The request: Look through the data below and work out how many lines contain the string "Horizontal". Give the number alone.

▼

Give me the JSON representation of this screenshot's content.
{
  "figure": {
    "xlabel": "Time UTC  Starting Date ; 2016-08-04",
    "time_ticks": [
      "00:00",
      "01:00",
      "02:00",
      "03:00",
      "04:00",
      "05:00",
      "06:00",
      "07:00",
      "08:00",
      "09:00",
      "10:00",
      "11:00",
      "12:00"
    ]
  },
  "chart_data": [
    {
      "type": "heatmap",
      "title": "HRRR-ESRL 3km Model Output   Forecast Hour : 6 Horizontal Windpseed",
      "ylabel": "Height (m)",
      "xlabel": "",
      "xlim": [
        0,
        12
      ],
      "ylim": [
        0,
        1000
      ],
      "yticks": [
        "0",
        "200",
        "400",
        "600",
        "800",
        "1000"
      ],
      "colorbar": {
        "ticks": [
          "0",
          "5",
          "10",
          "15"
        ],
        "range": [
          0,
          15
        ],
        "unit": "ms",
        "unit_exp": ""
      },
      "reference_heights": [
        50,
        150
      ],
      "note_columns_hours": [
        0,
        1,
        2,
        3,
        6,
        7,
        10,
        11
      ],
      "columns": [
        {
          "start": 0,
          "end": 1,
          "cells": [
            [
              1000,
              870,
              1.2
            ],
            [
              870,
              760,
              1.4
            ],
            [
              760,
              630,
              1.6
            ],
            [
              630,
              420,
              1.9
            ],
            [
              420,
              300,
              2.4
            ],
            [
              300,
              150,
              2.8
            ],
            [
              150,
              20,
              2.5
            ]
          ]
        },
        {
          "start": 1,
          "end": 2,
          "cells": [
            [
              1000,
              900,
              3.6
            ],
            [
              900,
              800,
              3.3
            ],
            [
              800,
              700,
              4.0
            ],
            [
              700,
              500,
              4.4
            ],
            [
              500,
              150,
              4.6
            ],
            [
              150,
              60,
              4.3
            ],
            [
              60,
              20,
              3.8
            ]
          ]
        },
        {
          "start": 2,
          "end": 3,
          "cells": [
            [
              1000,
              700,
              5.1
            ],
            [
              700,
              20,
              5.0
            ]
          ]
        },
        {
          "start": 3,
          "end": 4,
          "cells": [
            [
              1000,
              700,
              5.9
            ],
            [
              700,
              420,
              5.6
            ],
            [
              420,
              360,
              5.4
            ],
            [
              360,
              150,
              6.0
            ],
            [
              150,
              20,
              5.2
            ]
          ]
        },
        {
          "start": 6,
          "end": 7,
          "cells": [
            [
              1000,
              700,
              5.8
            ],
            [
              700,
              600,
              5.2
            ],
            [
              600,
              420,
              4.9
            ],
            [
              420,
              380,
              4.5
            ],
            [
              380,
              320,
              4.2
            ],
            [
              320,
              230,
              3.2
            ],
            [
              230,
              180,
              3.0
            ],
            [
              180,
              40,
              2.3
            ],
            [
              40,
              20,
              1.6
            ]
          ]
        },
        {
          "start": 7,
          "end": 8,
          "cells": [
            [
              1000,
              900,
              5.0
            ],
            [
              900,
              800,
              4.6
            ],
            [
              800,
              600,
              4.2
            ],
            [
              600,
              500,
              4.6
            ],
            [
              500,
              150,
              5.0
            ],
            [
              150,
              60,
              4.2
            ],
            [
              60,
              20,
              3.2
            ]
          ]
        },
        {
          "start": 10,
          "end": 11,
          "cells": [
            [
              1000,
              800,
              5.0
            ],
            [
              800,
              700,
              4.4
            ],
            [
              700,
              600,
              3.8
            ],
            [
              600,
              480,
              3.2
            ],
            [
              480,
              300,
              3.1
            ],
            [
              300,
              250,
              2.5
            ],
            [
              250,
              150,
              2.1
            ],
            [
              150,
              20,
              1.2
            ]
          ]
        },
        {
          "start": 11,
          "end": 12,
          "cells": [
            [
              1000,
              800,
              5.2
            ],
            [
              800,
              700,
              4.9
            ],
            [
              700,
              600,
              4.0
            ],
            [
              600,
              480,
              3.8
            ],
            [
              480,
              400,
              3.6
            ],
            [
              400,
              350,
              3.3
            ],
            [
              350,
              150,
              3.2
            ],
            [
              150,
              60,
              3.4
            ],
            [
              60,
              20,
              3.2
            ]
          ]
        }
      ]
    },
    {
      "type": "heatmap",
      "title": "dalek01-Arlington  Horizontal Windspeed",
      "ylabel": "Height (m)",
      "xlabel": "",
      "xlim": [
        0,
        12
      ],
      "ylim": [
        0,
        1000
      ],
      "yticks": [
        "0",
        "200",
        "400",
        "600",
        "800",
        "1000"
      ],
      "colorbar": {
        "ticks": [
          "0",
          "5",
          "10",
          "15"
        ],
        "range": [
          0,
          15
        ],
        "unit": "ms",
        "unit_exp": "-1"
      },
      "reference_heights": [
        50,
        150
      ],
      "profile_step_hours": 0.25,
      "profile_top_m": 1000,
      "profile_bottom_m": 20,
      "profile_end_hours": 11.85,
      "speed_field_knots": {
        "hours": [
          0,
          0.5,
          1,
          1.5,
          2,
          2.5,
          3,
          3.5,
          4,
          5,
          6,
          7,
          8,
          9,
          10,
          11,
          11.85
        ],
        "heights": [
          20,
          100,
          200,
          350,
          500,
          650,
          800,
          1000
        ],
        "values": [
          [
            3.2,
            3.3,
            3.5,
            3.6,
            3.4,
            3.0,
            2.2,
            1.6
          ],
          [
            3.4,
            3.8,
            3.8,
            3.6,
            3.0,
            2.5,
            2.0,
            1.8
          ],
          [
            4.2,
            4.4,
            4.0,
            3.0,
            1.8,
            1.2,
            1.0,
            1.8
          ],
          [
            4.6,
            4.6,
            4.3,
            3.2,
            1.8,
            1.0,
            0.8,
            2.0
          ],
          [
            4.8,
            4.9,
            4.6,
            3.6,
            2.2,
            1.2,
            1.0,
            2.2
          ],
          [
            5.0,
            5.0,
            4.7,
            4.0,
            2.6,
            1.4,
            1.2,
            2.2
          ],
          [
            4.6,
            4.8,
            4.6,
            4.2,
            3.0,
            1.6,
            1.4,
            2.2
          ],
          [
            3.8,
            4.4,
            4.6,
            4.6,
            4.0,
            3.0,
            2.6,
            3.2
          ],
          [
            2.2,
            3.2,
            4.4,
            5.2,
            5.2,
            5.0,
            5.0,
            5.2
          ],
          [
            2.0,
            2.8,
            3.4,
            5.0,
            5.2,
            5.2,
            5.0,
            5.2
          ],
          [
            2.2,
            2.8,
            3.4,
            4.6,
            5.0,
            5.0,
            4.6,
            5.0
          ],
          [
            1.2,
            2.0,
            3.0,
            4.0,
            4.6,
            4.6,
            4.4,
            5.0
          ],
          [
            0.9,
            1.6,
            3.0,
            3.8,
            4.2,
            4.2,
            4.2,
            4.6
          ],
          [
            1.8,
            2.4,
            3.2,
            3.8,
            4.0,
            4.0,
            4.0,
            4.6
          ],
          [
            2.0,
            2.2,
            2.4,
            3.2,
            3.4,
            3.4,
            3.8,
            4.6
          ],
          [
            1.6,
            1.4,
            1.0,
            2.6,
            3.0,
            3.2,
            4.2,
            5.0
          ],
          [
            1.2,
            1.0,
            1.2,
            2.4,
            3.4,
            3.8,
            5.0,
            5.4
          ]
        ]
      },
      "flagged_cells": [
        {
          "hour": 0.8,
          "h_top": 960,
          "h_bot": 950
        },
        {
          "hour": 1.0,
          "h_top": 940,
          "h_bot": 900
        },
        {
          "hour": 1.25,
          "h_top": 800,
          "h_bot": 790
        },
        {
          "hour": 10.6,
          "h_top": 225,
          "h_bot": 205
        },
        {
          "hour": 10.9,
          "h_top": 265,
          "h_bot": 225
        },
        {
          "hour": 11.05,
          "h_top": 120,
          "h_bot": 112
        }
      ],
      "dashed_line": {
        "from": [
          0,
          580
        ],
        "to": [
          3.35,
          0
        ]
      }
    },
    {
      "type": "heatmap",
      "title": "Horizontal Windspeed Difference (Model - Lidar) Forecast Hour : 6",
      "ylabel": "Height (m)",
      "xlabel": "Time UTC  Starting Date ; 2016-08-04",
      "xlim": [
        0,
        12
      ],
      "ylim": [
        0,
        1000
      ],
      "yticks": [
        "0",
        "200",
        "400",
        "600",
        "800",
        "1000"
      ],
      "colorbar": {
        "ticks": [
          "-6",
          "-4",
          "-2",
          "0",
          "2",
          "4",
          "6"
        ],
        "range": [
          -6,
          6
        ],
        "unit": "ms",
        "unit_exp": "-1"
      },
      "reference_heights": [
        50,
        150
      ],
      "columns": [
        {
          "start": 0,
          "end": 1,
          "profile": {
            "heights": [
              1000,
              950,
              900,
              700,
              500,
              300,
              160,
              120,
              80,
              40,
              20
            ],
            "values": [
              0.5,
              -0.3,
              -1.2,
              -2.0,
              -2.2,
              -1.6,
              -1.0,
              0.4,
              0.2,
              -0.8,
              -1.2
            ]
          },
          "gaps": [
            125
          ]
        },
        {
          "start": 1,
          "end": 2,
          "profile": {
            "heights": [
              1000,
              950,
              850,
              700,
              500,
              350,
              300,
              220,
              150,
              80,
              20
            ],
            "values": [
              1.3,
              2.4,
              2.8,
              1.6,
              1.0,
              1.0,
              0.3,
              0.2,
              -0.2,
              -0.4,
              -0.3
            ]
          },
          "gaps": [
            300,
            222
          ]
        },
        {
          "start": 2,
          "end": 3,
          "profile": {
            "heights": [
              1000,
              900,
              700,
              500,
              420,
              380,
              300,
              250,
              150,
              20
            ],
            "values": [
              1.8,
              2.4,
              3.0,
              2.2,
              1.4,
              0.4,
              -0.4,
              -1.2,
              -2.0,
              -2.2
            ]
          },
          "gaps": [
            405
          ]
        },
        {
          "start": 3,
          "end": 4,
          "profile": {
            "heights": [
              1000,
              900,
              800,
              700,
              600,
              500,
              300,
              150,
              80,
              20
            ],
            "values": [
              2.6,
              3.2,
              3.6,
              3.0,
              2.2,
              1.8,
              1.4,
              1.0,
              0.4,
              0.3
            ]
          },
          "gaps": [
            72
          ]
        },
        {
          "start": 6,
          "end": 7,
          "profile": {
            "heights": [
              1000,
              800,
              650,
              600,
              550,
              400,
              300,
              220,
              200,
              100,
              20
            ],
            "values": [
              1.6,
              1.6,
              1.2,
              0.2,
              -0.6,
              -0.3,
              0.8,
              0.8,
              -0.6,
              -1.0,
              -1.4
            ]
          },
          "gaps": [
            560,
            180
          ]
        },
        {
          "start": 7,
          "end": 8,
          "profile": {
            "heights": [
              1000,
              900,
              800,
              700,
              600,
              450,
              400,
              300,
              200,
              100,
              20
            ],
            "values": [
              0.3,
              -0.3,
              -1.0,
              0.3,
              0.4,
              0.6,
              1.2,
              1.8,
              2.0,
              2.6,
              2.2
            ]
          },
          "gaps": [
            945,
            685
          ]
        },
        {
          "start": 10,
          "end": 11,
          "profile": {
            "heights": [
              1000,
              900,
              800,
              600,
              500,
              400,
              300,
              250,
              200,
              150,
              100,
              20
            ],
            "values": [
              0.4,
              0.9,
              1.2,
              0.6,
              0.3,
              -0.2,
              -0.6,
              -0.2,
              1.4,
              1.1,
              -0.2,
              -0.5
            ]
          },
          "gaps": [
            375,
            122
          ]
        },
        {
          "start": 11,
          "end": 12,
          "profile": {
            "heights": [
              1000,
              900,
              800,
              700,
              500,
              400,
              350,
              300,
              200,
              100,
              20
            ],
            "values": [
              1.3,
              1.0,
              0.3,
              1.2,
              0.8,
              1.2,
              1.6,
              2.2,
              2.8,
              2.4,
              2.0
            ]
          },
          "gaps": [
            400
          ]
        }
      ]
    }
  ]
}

▲

Task answer: 3